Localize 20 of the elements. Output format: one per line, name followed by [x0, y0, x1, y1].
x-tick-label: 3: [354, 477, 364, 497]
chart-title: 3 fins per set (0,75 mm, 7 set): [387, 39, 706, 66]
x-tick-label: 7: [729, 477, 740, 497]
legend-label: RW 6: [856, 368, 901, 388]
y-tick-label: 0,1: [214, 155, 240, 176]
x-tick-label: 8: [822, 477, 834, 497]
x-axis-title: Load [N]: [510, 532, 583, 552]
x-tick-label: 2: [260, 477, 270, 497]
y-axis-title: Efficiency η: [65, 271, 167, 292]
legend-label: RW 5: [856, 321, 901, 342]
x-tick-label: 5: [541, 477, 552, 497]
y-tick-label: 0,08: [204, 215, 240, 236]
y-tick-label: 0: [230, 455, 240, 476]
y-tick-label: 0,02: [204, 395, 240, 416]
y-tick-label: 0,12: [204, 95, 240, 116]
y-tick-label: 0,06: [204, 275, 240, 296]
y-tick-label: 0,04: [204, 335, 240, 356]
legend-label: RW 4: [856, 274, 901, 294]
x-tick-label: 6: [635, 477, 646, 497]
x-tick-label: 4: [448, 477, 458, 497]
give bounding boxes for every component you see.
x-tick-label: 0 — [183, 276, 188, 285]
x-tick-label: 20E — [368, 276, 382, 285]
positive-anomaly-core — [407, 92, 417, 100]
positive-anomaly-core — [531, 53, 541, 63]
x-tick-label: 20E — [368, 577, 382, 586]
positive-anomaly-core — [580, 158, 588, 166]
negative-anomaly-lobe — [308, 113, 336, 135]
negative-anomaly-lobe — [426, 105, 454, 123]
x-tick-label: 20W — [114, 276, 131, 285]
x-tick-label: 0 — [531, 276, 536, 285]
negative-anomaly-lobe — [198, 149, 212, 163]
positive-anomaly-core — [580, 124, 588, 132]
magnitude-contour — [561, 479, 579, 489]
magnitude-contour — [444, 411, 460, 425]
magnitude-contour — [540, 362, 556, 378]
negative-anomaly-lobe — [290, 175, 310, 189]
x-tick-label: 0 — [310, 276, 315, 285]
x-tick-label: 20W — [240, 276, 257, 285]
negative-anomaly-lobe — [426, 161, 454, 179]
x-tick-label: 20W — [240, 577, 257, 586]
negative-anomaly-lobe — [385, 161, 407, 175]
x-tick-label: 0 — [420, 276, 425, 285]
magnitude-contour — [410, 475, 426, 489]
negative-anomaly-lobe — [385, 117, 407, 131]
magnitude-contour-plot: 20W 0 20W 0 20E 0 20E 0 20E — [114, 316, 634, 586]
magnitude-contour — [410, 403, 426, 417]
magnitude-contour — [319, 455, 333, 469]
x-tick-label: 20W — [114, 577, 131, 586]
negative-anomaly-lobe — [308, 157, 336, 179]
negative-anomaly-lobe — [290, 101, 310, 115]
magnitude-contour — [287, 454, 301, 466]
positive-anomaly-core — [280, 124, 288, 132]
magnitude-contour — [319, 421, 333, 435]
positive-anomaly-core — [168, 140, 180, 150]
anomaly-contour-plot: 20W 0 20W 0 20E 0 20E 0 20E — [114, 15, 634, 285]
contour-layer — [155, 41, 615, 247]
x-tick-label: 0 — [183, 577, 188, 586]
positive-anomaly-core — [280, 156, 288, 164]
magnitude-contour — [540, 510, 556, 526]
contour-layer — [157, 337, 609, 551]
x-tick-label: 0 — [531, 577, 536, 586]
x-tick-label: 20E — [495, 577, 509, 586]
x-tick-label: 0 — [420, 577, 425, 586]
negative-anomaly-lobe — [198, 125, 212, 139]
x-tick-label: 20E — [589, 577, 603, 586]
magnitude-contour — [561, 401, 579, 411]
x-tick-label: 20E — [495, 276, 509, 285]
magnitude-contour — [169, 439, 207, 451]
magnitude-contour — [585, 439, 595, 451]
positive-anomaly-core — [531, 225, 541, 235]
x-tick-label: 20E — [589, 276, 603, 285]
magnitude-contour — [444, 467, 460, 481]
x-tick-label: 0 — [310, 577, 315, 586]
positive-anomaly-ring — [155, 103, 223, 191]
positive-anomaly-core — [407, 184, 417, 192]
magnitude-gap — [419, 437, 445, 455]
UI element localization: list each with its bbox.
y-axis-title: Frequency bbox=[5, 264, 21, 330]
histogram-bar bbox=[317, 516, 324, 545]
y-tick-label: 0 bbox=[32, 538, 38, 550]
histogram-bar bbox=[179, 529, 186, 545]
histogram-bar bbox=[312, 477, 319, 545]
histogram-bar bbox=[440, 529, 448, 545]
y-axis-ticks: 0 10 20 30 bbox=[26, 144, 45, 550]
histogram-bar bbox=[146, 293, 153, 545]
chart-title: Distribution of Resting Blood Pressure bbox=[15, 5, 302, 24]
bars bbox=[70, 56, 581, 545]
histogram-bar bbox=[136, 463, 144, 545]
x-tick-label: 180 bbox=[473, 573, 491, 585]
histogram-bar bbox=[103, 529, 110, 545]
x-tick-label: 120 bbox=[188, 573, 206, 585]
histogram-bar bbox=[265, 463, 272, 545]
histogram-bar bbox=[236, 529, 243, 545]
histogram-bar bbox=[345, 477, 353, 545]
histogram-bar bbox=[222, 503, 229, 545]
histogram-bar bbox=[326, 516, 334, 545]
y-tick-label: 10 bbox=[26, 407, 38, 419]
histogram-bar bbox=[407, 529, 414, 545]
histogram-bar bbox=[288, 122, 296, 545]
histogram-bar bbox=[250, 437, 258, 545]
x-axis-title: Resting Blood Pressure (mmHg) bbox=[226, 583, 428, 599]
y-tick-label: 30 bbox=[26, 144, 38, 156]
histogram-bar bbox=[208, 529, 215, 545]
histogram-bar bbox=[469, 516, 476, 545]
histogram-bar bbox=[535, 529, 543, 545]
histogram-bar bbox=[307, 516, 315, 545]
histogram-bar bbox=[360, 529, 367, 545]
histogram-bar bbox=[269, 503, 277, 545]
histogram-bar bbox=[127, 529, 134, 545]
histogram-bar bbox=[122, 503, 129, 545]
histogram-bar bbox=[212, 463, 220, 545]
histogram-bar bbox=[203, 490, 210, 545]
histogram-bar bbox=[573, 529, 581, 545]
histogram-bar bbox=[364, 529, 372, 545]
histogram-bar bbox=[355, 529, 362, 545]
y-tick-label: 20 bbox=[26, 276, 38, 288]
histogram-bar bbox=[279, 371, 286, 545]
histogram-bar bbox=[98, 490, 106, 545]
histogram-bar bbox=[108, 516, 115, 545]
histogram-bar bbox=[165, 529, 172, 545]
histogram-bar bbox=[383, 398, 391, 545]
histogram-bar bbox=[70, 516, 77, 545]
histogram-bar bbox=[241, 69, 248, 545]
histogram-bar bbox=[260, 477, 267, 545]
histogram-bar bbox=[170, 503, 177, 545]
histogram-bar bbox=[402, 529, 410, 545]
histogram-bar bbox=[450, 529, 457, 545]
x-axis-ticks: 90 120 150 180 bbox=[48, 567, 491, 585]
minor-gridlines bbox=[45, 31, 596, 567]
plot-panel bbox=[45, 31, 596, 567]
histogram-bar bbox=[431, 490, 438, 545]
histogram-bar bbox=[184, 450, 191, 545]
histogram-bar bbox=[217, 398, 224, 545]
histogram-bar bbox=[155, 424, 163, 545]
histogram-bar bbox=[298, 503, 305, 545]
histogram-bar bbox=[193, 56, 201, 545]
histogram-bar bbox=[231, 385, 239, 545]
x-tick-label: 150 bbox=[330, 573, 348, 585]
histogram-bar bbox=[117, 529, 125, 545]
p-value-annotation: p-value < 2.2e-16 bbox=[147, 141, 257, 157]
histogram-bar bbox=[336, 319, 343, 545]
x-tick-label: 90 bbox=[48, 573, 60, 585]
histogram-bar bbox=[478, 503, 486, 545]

- [WHAT NEEDS TO BE DONE] Can you lay out the records as a Markdown table with the columns Row and Entry, running from the first line of the records through the line containing "x-tick-label: 20E — [368, 276, 382, 285]", inclusive, and skipping any blank lines?

- [FULL OUTPUT]
| Row | Entry |
|---|---|
| 1 | Localize 20 of the elements. Output format: one per line, name followed by [x0, y0, x1, y1]. |
| 2 | x-tick-label: 3: [354, 477, 364, 497] |
| 3 | chart-title: 3 fins per set (0,75 mm, 7 set): [387, 39, 706, 66] |
| 4 | x-tick-label: 7: [729, 477, 740, 497] |
| 5 | legend-label: RW 6: [856, 368, 901, 388] |
| 6 | y-tick-label: 0,1: [214, 155, 240, 176] |
| 7 | x-tick-label: 8: [822, 477, 834, 497] |
| 8 | x-axis-title: Load [N]: [510, 532, 583, 552] |
| 9 | x-tick-label: 2: [260, 477, 270, 497] |
| 10 | y-axis-title: Efficiency η: [65, 271, 167, 292] |
| 11 | legend-label: RW 5: [856, 321, 901, 342] |
| 12 | x-tick-label: 5: [541, 477, 552, 497] |
| 13 | y-tick-label: 0,08: [204, 215, 240, 236] |
| 14 | y-tick-label: 0: [230, 455, 240, 476] |
| 15 | y-tick-label: 0,02: [204, 395, 240, 416] |
| 16 | y-tick-label: 0,12: [204, 95, 240, 116] |
| 17 | y-tick-label: 0,06: [204, 275, 240, 296] |
| 18 | y-tick-label: 0,04: [204, 335, 240, 356] |
| 19 | legend-label: RW 4: [856, 274, 901, 294] |
| 20 | x-tick-label: 6: [635, 477, 646, 497] |
| 21 | x-tick-label: 4: [448, 477, 458, 497] |
| 22 | give bounding boxes for every component you see. |
| 23 | x-tick-label: 0 — [183, 276, 188, 285] |
| 24 | x-tick-label: 20E — [368, 276, 382, 285] |